>>>>>

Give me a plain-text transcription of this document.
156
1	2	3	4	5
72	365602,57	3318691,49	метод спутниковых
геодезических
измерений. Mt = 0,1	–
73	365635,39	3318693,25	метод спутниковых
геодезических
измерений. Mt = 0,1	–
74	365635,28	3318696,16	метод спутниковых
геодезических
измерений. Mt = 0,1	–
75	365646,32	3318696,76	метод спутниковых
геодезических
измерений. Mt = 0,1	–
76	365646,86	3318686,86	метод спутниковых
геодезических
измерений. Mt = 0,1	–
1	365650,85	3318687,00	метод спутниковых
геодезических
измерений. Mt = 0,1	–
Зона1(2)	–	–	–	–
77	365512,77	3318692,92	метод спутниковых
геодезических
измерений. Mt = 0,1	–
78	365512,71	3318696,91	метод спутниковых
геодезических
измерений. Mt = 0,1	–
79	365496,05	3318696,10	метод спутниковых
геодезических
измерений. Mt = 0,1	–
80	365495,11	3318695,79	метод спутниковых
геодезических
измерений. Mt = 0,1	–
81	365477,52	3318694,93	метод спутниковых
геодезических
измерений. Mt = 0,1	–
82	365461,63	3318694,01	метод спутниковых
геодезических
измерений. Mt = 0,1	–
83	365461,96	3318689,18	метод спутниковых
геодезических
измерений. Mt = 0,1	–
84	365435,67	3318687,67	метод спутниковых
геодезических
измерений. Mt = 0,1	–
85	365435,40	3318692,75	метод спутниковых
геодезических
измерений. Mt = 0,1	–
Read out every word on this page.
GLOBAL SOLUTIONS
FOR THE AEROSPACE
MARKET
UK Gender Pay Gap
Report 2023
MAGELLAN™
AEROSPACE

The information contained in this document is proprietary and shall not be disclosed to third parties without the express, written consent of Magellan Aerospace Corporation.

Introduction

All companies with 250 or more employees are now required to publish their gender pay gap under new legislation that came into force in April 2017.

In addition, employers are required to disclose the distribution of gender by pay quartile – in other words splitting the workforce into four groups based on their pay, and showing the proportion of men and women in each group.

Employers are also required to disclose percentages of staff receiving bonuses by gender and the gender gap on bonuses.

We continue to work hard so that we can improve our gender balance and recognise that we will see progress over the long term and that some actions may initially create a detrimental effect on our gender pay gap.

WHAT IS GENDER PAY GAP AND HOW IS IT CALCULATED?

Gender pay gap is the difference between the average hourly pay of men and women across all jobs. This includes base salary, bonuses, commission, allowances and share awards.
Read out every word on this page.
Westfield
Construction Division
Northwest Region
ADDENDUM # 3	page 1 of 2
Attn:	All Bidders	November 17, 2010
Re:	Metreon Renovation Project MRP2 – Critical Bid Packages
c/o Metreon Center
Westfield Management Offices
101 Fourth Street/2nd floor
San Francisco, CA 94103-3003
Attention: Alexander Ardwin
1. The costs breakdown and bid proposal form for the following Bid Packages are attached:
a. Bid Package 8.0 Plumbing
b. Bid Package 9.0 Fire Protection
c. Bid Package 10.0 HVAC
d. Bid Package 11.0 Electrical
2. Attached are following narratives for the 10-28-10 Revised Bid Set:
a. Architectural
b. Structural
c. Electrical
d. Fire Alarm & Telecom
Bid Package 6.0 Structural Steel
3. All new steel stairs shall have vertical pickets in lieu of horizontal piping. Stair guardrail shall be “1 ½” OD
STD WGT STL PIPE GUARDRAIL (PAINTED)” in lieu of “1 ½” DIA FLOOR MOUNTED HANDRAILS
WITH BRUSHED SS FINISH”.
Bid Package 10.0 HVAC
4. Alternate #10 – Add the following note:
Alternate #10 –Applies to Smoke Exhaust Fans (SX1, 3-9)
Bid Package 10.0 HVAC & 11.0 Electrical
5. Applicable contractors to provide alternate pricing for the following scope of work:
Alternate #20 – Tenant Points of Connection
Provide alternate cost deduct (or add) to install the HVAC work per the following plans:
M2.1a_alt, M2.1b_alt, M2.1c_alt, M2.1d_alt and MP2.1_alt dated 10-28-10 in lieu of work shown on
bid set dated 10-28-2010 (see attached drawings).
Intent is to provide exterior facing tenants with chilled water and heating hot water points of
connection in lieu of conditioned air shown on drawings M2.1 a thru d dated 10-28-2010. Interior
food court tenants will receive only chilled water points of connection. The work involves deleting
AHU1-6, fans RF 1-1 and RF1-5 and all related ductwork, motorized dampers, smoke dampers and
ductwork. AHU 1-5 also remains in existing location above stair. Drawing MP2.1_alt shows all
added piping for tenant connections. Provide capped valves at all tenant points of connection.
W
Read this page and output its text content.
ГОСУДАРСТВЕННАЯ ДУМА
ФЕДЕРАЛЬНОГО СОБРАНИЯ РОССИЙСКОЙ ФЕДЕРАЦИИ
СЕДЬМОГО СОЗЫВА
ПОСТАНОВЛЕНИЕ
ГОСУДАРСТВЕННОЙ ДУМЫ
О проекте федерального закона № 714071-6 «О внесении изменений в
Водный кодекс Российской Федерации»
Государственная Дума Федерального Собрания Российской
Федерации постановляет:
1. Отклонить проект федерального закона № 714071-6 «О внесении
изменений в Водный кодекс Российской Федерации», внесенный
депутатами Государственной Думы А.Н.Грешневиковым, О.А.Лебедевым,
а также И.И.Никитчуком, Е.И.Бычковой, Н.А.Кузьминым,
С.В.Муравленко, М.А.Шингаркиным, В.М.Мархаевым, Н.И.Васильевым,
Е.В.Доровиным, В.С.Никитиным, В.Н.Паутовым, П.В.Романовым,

<<<<<

WHAT YOU SHOULD DO: Only lines with the word "piping" should be collected from the material.

RESULT:
3. All new steel stairs shall have vertical pickets in lieu of horizontal piping. Stair guardrail shall be “1 ½” OD
added piping for tenant connections. Provide capped valves at all tenant points of connection.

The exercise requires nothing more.